--- DATA PROVIDED ---

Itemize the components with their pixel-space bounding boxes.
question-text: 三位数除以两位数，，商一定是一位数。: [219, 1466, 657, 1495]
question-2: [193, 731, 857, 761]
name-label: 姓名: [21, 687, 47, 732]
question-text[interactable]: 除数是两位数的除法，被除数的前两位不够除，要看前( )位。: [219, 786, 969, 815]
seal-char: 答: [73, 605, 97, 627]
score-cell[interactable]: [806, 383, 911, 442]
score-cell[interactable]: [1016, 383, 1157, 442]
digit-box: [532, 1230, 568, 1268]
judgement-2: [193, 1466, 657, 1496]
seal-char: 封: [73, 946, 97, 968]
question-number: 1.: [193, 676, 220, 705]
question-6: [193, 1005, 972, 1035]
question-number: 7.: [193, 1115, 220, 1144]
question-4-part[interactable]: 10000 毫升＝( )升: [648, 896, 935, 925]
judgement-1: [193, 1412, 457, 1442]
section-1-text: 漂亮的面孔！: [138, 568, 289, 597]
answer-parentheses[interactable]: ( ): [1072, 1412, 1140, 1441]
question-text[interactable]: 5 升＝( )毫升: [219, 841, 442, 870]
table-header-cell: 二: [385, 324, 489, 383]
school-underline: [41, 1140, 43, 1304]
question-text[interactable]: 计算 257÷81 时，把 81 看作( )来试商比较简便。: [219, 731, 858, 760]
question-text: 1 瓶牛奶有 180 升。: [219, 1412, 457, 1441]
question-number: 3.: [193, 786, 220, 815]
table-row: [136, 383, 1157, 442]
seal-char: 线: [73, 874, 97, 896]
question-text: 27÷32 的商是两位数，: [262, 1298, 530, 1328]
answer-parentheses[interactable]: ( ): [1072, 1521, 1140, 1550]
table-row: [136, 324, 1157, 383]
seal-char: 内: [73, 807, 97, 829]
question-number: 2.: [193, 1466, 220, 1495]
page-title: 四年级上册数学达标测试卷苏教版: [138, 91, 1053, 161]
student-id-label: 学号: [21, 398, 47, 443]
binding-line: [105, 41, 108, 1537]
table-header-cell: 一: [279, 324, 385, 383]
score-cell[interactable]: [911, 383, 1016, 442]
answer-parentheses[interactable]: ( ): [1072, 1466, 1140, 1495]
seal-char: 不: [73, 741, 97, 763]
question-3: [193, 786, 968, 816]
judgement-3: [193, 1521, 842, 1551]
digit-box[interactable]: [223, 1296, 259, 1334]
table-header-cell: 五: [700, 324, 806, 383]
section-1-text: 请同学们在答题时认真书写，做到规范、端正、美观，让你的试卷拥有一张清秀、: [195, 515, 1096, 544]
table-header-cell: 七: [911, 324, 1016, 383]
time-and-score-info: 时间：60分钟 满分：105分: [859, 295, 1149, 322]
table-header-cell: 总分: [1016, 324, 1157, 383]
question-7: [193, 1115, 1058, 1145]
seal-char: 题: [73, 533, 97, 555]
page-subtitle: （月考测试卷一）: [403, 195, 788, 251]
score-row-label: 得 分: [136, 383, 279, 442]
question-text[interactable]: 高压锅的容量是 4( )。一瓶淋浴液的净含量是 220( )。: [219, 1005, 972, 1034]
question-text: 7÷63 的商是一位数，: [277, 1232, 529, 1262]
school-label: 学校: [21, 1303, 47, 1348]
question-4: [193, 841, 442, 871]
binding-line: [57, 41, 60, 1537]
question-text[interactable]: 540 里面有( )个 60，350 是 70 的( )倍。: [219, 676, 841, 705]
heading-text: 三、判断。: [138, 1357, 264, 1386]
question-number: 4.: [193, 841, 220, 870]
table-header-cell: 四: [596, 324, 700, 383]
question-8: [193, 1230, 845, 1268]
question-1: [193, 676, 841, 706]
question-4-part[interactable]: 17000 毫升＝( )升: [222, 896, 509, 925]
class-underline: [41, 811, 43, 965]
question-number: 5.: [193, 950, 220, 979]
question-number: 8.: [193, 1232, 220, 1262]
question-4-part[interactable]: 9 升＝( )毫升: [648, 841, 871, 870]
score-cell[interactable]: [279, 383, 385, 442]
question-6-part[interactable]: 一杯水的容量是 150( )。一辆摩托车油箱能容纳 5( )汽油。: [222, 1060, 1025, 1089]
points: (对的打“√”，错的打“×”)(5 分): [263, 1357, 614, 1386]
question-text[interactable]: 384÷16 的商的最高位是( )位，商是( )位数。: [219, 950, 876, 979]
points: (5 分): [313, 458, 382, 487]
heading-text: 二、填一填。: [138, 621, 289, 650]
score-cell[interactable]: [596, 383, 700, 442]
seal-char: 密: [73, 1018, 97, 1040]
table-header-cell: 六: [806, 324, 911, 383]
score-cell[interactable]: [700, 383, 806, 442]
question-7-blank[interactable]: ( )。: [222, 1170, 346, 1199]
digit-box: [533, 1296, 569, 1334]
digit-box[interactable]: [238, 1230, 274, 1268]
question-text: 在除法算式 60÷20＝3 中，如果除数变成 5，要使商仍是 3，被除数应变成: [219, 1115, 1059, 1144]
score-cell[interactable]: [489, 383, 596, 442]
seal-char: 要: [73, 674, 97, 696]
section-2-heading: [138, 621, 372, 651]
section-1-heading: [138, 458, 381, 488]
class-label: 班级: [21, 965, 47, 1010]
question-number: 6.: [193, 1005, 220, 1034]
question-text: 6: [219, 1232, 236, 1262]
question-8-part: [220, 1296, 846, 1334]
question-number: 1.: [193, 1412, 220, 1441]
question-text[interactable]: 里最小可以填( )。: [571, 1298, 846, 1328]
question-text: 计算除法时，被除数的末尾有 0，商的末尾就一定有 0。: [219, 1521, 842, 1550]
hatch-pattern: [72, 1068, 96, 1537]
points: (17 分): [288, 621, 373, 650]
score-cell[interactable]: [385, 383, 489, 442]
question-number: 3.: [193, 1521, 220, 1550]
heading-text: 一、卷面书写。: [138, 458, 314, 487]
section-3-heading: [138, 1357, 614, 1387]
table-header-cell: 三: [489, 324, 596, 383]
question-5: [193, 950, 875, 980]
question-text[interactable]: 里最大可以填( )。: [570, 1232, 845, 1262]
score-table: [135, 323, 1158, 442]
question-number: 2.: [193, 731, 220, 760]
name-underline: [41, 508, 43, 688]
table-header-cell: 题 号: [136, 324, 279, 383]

---

== STATED EXERCISE ==
Find every line above that contains the string "number" and copy each of those lines in full. Case counts when matching.

== OUTPUT ==
question-number: 1.: [193, 676, 220, 705]
question-number: 7.: [193, 1115, 220, 1144]
question-number: 3.: [193, 786, 220, 815]
question-number: 2.: [193, 1466, 220, 1495]
question-number: 4.: [193, 841, 220, 870]
question-number: 5.: [193, 950, 220, 979]
question-number: 8.: [193, 1232, 220, 1262]
question-number: 6.: [193, 1005, 220, 1034]
question-number: 1.: [193, 1412, 220, 1441]
question-number: 3.: [193, 1521, 220, 1550]
question-number: 2.: [193, 731, 220, 760]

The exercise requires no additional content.